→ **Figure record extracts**
┄┄┄┄┄┄┄┄┄┄┄┄┄┄┄┄┄┄┄┄

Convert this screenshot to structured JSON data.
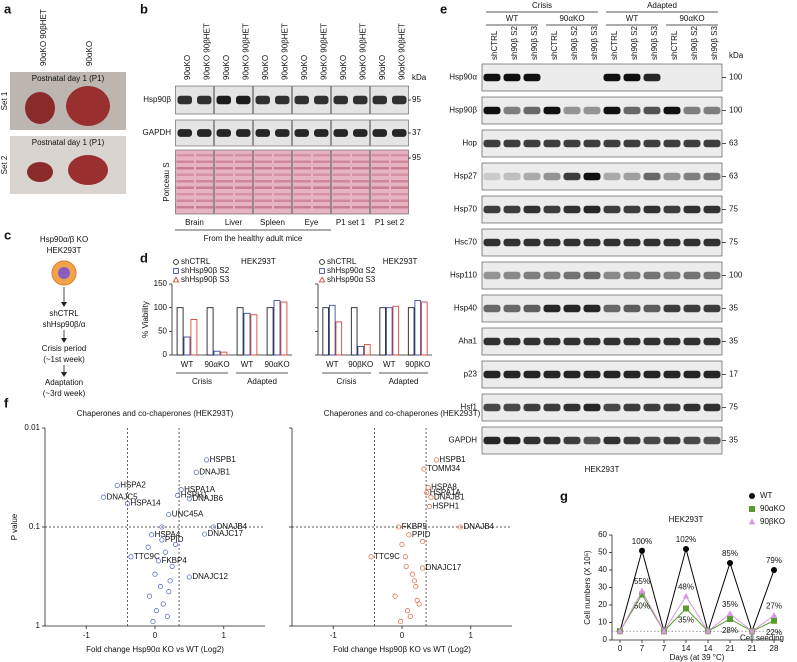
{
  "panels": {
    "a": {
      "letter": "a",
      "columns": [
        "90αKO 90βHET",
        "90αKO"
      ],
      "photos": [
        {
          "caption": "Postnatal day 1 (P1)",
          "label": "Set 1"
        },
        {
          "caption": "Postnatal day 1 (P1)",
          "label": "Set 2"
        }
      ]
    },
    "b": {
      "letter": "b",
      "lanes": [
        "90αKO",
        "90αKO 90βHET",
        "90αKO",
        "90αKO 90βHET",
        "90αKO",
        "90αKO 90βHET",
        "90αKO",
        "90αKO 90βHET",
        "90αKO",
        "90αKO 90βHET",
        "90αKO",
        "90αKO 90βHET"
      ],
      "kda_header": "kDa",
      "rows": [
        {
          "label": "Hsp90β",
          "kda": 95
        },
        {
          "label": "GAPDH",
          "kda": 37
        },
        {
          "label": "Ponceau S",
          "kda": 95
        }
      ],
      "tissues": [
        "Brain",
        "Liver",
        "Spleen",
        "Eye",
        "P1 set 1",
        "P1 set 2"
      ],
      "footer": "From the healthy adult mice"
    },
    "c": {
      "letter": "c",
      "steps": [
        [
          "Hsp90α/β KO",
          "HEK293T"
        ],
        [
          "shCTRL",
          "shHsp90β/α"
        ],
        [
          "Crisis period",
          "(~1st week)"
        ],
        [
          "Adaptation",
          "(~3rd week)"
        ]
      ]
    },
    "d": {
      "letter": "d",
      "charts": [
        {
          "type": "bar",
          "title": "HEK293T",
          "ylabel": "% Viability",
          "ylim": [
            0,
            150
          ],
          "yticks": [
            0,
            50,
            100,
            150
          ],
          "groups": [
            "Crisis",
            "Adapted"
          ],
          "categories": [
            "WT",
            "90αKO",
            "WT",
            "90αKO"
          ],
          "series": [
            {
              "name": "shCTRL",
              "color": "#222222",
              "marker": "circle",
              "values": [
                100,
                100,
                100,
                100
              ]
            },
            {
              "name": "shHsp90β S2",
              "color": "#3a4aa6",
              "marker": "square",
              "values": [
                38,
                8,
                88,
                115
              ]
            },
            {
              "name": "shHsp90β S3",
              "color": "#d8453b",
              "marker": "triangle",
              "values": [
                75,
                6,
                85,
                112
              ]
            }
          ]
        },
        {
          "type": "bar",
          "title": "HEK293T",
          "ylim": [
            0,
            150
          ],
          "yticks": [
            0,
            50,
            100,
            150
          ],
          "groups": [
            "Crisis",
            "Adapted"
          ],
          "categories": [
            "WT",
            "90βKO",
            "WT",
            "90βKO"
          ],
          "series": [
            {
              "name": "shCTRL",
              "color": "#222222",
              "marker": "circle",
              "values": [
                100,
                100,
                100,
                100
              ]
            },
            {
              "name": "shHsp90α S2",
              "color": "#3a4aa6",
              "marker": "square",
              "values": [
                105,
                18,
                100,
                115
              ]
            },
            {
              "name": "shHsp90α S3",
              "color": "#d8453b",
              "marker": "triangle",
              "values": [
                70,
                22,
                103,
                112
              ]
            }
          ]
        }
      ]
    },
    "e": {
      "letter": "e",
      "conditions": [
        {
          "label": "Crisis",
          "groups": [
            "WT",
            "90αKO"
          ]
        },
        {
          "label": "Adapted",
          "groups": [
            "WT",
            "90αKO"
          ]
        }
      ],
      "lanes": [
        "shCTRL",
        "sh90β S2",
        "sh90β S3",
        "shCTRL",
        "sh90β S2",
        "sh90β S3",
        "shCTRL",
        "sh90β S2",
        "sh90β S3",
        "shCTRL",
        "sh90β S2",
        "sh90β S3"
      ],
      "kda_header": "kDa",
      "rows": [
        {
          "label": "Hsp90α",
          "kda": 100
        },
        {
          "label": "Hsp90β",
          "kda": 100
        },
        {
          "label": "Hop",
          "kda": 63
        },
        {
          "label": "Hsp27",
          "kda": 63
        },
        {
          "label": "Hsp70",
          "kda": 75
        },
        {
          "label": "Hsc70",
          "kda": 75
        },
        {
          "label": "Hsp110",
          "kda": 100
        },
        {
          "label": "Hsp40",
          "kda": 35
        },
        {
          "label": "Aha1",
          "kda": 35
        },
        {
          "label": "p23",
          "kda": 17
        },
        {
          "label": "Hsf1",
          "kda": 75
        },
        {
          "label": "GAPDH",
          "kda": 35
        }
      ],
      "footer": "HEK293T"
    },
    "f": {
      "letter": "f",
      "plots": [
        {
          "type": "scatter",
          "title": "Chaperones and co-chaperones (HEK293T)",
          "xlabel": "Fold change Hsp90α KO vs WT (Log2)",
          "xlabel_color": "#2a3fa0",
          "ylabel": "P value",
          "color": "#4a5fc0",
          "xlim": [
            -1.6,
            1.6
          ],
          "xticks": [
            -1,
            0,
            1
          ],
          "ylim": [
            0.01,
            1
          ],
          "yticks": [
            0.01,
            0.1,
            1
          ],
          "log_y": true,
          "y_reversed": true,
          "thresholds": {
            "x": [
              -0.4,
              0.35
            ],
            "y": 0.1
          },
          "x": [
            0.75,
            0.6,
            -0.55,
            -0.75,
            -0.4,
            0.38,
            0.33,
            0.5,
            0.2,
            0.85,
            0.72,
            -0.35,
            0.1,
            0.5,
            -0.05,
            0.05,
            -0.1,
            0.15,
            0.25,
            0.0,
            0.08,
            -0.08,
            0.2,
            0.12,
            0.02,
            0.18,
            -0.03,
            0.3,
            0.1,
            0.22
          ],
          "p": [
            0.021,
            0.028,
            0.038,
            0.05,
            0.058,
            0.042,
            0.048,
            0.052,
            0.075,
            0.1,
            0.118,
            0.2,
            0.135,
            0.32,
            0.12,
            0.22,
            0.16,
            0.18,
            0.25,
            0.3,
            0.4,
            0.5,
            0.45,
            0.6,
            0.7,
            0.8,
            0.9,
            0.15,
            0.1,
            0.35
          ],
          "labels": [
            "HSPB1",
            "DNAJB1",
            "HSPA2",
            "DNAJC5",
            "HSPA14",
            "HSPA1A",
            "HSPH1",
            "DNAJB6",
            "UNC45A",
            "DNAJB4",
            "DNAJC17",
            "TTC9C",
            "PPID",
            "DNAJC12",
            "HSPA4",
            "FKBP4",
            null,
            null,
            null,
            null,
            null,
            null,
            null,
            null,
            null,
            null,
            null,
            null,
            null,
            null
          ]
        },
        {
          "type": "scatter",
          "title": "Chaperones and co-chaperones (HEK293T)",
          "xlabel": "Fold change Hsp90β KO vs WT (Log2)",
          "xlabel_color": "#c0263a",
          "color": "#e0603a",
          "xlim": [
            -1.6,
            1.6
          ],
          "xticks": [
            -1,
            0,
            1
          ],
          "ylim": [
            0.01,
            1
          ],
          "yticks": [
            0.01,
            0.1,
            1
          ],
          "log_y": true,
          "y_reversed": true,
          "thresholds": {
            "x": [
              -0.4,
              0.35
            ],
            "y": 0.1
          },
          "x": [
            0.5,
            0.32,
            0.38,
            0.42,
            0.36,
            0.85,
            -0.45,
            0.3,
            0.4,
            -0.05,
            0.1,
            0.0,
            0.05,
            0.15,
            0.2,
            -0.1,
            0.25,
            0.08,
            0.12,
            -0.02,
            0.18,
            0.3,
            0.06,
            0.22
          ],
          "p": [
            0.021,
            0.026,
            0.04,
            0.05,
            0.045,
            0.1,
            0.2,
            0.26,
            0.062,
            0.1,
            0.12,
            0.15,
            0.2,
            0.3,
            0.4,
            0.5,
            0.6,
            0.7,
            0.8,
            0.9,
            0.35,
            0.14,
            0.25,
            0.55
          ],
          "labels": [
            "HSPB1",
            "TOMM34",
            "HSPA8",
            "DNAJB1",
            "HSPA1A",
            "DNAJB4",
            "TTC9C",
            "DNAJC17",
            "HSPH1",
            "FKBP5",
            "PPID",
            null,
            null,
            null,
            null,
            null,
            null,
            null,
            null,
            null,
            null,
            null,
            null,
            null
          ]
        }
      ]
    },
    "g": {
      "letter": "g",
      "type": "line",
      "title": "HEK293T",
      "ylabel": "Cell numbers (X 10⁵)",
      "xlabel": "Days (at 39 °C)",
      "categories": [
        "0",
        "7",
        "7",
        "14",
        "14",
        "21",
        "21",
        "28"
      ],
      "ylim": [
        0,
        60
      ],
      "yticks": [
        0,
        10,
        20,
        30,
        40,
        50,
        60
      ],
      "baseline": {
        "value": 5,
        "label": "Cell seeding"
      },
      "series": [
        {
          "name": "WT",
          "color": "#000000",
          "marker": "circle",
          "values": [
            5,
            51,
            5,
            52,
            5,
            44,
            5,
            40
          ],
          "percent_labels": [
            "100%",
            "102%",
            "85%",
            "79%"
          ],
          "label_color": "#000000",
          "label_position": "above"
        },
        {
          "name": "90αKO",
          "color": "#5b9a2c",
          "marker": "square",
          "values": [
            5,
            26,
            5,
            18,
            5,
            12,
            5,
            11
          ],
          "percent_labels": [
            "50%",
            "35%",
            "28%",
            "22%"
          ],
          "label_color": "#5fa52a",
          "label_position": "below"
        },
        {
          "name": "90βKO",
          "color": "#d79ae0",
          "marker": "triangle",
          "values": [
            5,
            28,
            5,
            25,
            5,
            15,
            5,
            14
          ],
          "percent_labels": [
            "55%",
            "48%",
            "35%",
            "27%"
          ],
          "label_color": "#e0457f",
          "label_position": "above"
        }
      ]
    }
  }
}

┄┄┄┄┄┄┄┄┄┄┄┄┄┄┄┄┄┄┄┄

→ **Exercise aim**
Copy in full each line that holds the word "letter".

→ **Response below**
      "letter": "a",
      "letter": "b",
      "letter": "c",
      "letter": "d",
      "letter": "e",
      "letter": "f",
      "letter": "g",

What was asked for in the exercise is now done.